━━━━━ Data lines ━━━━━
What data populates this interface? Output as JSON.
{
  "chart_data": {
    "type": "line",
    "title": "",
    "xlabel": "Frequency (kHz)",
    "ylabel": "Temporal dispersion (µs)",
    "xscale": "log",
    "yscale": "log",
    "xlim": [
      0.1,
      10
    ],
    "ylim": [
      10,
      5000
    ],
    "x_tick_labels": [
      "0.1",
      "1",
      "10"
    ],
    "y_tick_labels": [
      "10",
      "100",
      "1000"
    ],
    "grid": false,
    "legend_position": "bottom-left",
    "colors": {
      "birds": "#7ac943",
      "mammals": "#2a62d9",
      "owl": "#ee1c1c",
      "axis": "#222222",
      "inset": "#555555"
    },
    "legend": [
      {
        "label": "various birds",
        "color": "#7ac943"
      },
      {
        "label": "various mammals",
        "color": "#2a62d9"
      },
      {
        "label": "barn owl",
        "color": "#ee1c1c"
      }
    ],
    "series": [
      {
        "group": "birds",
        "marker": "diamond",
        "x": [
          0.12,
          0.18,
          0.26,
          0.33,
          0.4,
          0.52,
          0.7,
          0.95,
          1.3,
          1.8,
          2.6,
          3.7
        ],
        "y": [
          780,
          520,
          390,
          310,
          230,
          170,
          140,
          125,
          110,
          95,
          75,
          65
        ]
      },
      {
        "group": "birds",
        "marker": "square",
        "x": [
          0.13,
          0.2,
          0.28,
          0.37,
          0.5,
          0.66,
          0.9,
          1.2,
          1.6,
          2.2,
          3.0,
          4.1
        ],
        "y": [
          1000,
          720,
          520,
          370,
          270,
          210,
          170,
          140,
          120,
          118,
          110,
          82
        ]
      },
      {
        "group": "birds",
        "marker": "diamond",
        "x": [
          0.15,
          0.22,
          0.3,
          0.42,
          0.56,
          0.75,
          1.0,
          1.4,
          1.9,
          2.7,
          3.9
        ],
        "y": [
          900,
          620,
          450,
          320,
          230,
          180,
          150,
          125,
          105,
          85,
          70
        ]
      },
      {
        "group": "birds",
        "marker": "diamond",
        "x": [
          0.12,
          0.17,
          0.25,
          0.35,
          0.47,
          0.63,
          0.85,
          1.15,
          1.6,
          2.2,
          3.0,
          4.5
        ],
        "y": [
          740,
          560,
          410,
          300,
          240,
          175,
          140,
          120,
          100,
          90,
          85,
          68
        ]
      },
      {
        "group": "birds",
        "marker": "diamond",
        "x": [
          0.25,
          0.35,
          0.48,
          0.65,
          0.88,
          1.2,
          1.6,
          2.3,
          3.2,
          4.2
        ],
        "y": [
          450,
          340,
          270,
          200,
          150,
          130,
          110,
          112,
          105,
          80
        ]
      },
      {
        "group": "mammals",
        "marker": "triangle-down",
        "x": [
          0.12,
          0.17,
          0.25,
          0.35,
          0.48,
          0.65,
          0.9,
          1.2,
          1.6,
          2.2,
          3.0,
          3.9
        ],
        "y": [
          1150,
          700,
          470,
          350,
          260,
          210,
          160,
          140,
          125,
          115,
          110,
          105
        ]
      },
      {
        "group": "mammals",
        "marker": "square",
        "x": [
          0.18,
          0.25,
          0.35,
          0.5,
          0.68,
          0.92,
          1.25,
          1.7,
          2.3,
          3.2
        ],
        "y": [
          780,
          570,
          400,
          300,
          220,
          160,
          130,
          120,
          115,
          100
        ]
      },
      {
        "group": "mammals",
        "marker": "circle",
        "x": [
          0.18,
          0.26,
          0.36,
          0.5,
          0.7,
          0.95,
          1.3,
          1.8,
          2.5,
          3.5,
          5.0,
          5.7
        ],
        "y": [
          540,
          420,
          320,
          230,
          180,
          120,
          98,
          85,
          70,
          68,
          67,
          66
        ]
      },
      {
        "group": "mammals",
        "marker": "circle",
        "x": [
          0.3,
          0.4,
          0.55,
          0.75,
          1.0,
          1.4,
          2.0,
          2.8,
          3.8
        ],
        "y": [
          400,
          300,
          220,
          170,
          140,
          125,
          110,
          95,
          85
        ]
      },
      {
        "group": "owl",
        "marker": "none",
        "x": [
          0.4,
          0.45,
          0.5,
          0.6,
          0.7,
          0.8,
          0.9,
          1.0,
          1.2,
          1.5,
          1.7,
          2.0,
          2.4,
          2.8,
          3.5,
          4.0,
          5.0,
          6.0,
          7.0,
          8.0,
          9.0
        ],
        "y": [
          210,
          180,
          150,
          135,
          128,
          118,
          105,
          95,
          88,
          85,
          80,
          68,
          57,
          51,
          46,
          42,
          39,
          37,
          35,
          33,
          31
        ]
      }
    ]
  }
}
━━━━━
━━━━━ Data lines ━━━━━
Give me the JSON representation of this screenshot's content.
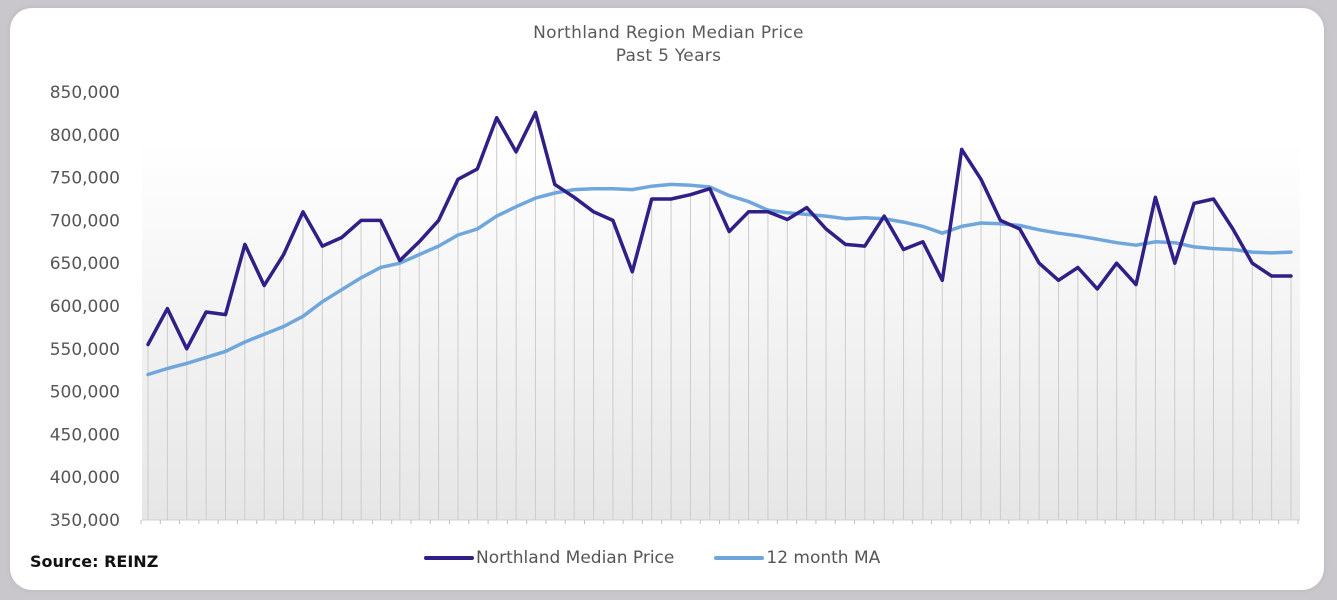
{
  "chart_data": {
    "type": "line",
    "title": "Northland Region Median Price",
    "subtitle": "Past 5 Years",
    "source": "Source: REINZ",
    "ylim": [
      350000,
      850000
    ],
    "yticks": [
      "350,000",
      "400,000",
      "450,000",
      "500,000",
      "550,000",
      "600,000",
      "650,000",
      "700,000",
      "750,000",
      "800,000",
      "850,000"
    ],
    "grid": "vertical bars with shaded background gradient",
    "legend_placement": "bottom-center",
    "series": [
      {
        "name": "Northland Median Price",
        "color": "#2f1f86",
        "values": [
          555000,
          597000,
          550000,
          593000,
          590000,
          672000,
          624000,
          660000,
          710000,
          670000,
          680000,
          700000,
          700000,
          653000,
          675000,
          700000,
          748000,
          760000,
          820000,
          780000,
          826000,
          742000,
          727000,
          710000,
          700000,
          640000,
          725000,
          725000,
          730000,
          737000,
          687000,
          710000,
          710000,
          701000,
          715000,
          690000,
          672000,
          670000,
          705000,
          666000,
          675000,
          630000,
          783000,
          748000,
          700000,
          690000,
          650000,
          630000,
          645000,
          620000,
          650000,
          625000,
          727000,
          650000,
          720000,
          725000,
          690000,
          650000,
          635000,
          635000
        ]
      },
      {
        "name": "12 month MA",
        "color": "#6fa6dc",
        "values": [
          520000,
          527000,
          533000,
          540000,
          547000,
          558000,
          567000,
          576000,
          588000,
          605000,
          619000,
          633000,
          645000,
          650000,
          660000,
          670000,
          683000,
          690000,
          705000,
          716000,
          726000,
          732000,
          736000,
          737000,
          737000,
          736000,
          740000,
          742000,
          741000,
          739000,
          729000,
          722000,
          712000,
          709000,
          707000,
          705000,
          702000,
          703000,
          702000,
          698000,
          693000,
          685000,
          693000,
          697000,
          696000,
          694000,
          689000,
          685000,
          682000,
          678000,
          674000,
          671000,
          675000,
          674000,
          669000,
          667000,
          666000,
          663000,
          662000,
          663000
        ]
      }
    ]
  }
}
━━━━━
━━━━━ Data lines ━━━━━
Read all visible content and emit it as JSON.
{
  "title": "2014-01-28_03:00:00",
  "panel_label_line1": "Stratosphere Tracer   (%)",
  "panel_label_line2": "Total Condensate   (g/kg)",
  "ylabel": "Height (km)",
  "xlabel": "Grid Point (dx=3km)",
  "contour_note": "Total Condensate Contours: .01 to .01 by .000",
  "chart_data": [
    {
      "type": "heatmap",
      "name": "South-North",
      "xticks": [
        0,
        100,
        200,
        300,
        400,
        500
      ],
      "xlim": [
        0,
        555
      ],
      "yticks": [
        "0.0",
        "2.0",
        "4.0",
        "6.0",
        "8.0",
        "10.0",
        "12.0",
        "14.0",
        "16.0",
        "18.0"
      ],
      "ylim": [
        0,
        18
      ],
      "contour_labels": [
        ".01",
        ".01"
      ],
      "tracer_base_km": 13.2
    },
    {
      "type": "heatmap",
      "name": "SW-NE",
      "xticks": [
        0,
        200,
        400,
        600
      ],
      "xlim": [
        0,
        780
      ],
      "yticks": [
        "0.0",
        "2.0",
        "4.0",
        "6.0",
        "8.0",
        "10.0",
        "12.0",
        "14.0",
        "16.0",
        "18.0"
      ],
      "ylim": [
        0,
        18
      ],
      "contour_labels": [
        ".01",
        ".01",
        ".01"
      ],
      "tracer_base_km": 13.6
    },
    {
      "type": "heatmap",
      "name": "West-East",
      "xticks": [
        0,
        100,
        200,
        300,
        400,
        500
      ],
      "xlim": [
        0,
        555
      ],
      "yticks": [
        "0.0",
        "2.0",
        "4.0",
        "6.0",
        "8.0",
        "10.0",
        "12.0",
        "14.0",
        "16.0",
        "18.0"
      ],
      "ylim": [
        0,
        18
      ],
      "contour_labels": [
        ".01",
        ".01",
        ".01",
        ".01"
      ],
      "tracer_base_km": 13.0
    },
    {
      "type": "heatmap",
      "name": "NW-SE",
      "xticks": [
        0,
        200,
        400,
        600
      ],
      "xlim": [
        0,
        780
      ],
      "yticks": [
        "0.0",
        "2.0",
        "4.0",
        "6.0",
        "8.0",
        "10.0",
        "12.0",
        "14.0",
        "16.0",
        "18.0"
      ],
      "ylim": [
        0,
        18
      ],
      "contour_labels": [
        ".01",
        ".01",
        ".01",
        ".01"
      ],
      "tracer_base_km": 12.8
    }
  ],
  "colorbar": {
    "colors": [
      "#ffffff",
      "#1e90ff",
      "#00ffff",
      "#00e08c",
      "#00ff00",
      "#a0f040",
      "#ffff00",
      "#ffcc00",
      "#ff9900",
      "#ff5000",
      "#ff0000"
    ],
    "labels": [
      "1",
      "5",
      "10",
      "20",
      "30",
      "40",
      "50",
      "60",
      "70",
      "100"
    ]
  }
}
━━━━━
* **Written problem**
Copy every line of the listing where the word "xlabel" appears.

* **Full response**
    "xlabel": "Frequency (kHz)",
  "xlabel": "Grid Point (dx=3km)",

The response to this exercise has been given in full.